» **AIM OF THE TASK**
Transcribe the records that follow in their entirety, omitting any pictures.

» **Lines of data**
● ● ● ●
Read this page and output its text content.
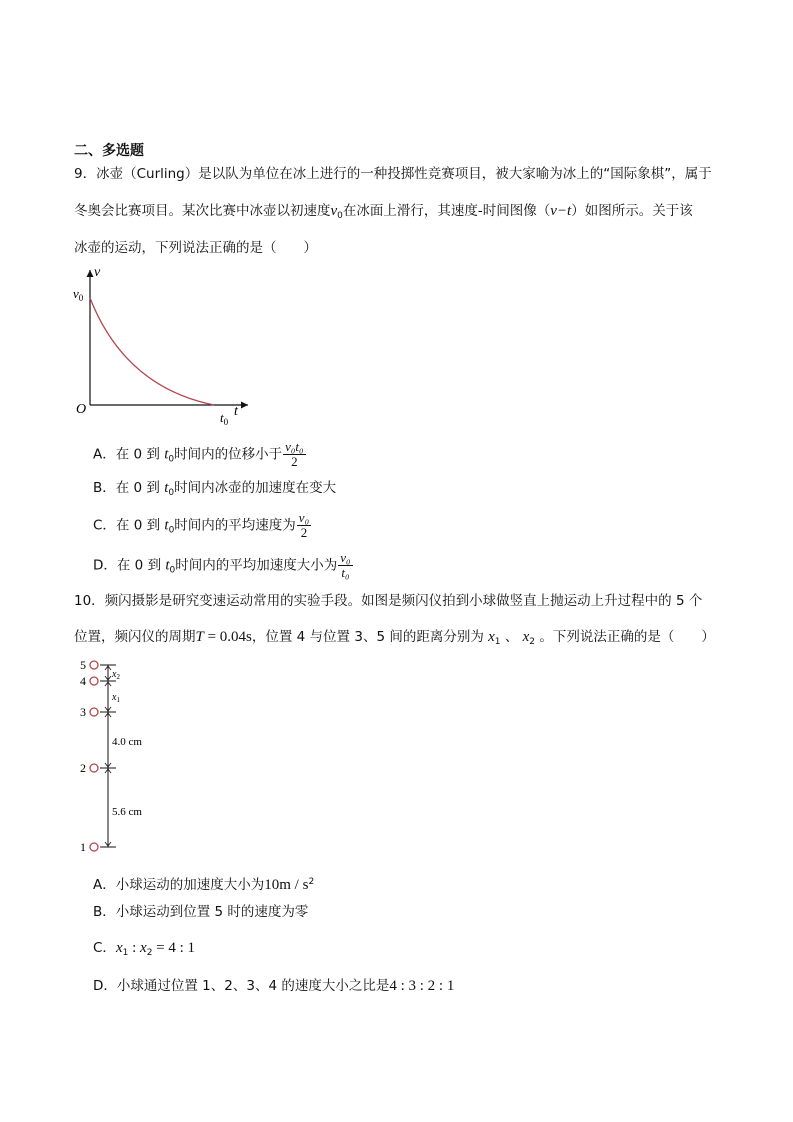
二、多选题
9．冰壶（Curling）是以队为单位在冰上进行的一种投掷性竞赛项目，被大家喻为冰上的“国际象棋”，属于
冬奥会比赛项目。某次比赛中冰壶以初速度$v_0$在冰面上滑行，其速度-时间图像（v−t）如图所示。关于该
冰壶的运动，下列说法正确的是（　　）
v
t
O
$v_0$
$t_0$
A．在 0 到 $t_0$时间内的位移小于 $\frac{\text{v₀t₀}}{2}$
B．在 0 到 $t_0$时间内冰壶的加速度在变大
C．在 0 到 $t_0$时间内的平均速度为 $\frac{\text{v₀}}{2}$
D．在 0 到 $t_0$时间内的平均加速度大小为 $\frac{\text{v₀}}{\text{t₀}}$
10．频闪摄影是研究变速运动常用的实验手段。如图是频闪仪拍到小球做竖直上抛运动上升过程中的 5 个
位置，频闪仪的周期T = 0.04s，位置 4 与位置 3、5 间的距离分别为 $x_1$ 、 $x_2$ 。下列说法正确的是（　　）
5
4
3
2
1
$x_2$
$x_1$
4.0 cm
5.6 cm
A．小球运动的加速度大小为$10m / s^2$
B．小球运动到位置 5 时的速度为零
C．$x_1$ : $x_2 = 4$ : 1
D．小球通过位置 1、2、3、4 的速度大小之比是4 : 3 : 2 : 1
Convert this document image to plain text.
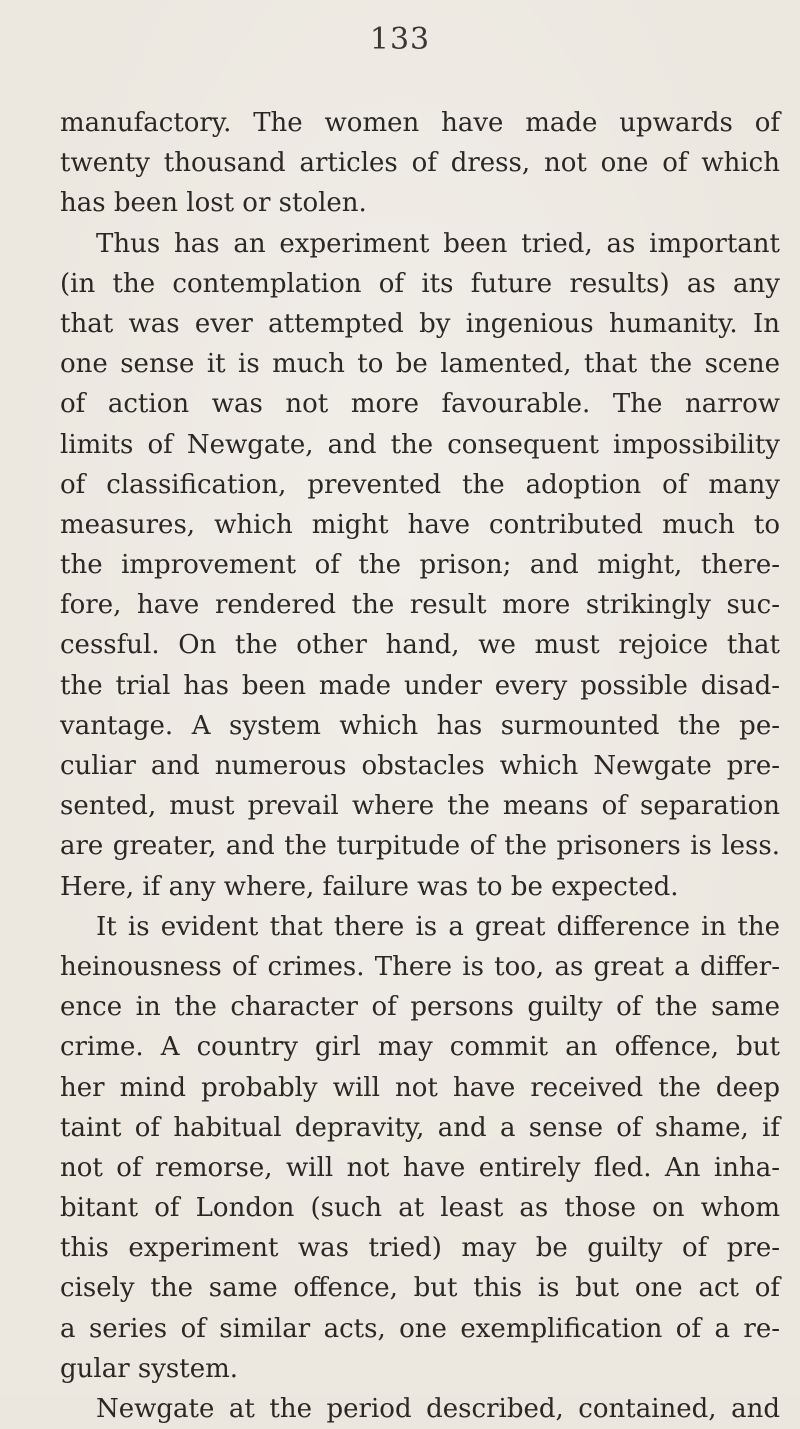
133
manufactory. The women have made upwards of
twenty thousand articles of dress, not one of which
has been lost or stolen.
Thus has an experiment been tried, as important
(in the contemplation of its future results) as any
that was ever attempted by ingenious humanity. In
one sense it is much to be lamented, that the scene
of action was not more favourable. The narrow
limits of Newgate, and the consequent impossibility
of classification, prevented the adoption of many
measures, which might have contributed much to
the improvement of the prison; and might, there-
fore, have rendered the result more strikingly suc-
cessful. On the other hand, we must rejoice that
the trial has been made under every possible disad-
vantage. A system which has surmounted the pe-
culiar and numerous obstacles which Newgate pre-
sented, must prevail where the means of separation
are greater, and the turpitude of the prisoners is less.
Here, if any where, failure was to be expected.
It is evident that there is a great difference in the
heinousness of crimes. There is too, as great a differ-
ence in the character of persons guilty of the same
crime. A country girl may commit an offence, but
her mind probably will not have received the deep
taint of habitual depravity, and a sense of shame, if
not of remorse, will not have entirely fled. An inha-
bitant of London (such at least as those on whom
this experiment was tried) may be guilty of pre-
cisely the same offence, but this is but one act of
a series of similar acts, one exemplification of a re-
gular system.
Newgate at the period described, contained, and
● ● ● ●
» **WORKED ANSWER**
Read this page and output its text content.
二、多选题
9．冰壶（Curling）是以队为单位在冰上进行的一种投掷性竞赛项目，被大家喻为冰上的“国际象棋”，属于
冬奥会比赛项目。某次比赛中冰壶以初速度$v_0$在冰面上滑行，其速度-时间图像（v−t）如图所示。关于该
冰壶的运动，下列说法正确的是（　　）
v
t
O
$v_0$
$t_0$
A．在 0 到 $t_0$时间内的位移小于 $\frac{\text{v₀t₀}}{2}$
B．在 0 到 $t_0$时间内冰壶的加速度在变大
C．在 0 到 $t_0$时间内的平均速度为 $\frac{\text{v₀}}{2}$
D．在 0 到 $t_0$时间内的平均加速度大小为 $\frac{\text{v₀}}{\text{t₀}}$
10．频闪摄影是研究变速运动常用的实验手段。如图是频闪仪拍到小球做竖直上抛运动上升过程中的 5 个
位置，频闪仪的周期T = 0.04s，位置 4 与位置 3、5 间的距离分别为 $x_1$ 、 $x_2$ 。下列说法正确的是（　　）
5
4
3
2
1
$x_2$
$x_1$
4.0 cm
5.6 cm
A．小球运动的加速度大小为$10m / s^2$
B．小球运动到位置 5 时的速度为零
C．$x_1$ : $x_2 = 4$ : 1
D．小球通过位置 1、2、3、4 的速度大小之比是4 : 3 : 2 : 1
Convert this document image to plain text.
133
manufactory. The women have made upwards of
twenty thousand articles of dress, not one of which
has been lost or stolen.
Thus has an experiment been tried, as important
(in the contemplation of its future results) as any
that was ever attempted by ingenious humanity. In
one sense it is much to be lamented, that the scene
of action was not more favourable. The narrow
limits of Newgate, and the consequent impossibility
of classification, prevented the adoption of many
measures, which might have contributed much to
the improvement of the prison; and might, there-
fore, have rendered the result more strikingly suc-
cessful. On the other hand, we must rejoice that
the trial has been made under every possible disad-
vantage. A system which has surmounted the pe-
culiar and numerous obstacles which Newgate pre-
sented, must prevail where the means of separation
are greater, and the turpitude of the prisoners is less.
Here, if any where, failure was to be expected.
It is evident that there is a great difference in the
heinousness of crimes. There is too, as great a differ-
ence in the character of persons guilty of the same
crime. A country girl may commit an offence, but
her mind probably will not have received the deep
taint of habitual depravity, and a sense of shame, if
not of remorse, will not have entirely fled. An inha-
bitant of London (such at least as those on whom
this experiment was tried) may be guilty of pre-
cisely the same offence, but this is but one act of
a series of similar acts, one exemplification of a re-
gular system.
Newgate at the period described, contained, and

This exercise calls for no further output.